TO BE DONE - All the records that follow need to be reproduced exactly. Omit the images.

DATASET -
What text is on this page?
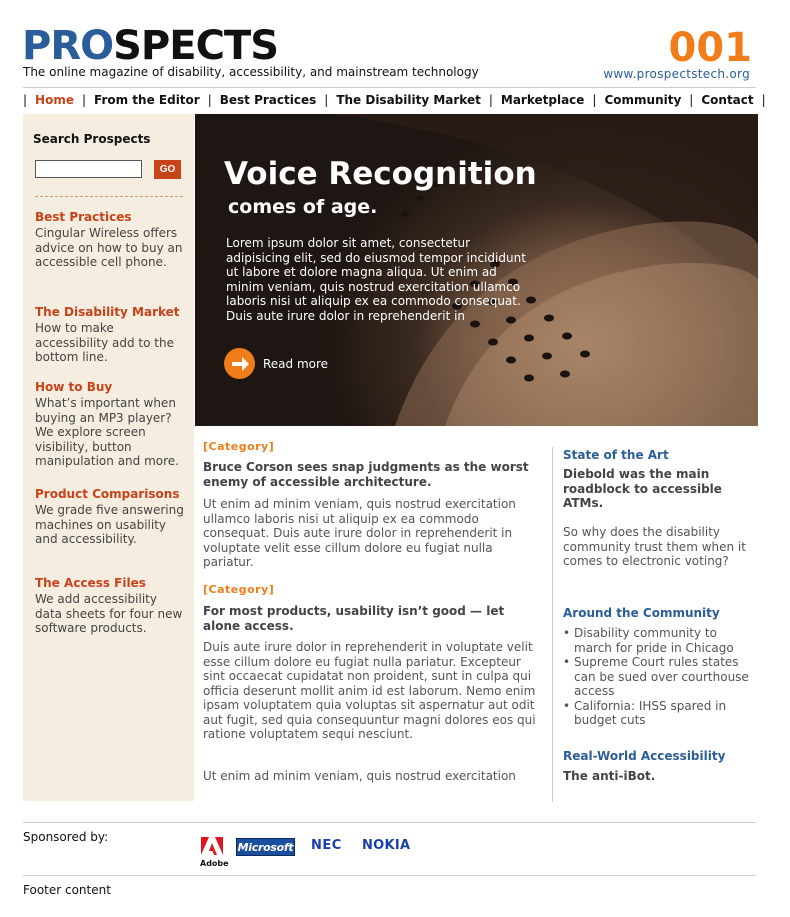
PROSPECTS
The online magazine of disability, accessibility, and mainstream technology
001
www.prospectstech.org
| Home | From the Editor | Best Practices | The Disability Market | Marketplace | Community | Contact |
Search Prospects
GO
Best Practices
Cingular Wireless offers advice on how to buy an accessible cell phone.
The Disability Market
How to make accessibility add to the bottom line.
How to Buy
What’s important when buying an MP3 player? We explore screen visibility, button manipulation and more.
Product Comparisons
We grade five answering machines on usability and accessibility.
The Access Files
We add accessibility data sheets for four new software products.
Voice Recognition
comes of age.
Lorem ipsum dolor sit amet, consectetur adipisicing elit, sed do eiusmod tempor incididunt ut labore et dolore magna aliqua. Ut enim ad minim veniam, quis nostrud exercitation ullamco laboris nisi ut aliquip ex ea commodo consequat. Duis aute irure dolor in reprehenderit in
Read more
[Category]
Bruce Corson sees snap judgments as the worst enemy of accessible architecture.
Ut enim ad minim veniam, quis nostrud exercitation ullamco laboris nisi ut aliquip ex ea commodo consequat. Duis aute irure dolor in reprehenderit in voluptate velit esse cillum dolore eu fugiat nulla pariatur.
[Category]
For most products, usability isn’t good — let alone access.
Duis aute irure dolor in reprehenderit in voluptate velit esse cillum dolore eu fugiat nulla pariatur. Excepteur sint occaecat cupidatat non proident, sunt in culpa qui officia deserunt mollit anim id est laborum. Nemo enim ipsam voluptatem quia voluptas sit aspernatur aut odit aut fugit, sed quia consequuntur magni dolores eos qui ratione voluptatem sequi nesciunt.
Ut enim ad minim veniam, quis nostrud exercitation
State of the Art
Diebold was the main roadblock to accessible ATMs.
So why does the disability community trust them when it comes to electronic voting?
Around the Community
• Disability community to march for pride in Chicago
• Supreme Court rules states can be sued over courthouse access
• California: IHSS spared in budget cuts
Real-World Accessibility
The anti-iBot.
Sponsored by:
Adobe
Microsoft NEC NOKIA
Footer content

FINISHED ANSWER -
What text is on this page?
PROSPECTS
The online magazine of disability, accessibility, and mainstream technology
001
www.prospectstech.org
| Home | From the Editor | Best Practices | The Disability Market | Marketplace | Community | Contact |
Search Prospects
GO
Best Practices
Cingular Wireless offers advice on how to buy an accessible cell phone.
The Disability Market
How to make accessibility add to the bottom line.
How to Buy
What’s important when buying an MP3 player? We explore screen visibility, button manipulation and more.
Product Comparisons
We grade five answering machines on usability and accessibility.
The Access Files
We add accessibility data sheets for four new software products.
Voice Recognition
comes of age.
Lorem ipsum dolor sit amet, consectetur adipisicing elit, sed do eiusmod tempor incididunt ut labore et dolore magna aliqua. Ut enim ad minim veniam, quis nostrud exercitation ullamco laboris nisi ut aliquip ex ea commodo consequat. Duis aute irure dolor in reprehenderit in
Read more
[Category]
Bruce Corson sees snap judgments as the worst enemy of accessible architecture.
Ut enim ad minim veniam, quis nostrud exercitation ullamco laboris nisi ut aliquip ex ea commodo consequat. Duis aute irure dolor in reprehenderit in voluptate velit esse cillum dolore eu fugiat nulla pariatur.
[Category]
For most products, usability isn’t good — let alone access.
Duis aute irure dolor in reprehenderit in voluptate velit esse cillum dolore eu fugiat nulla pariatur. Excepteur sint occaecat cupidatat non proident, sunt in culpa qui officia deserunt mollit anim id est laborum. Nemo enim ipsam voluptatem quia voluptas sit aspernatur aut odit aut fugit, sed quia consequuntur magni dolores eos qui ratione voluptatem sequi nesciunt.
Ut enim ad minim veniam, quis nostrud exercitation
State of the Art
Diebold was the main roadblock to accessible ATMs.
So why does the disability community trust them when it comes to electronic voting?
Around the Community
• Disability community to march for pride in Chicago
• Supreme Court rules states can be sued over courthouse access
• California: IHSS spared in budget cuts
Real-World Accessibility
The anti-iBot.
Sponsored by:
Adobe
Microsoft NEC NOKIA
Footer content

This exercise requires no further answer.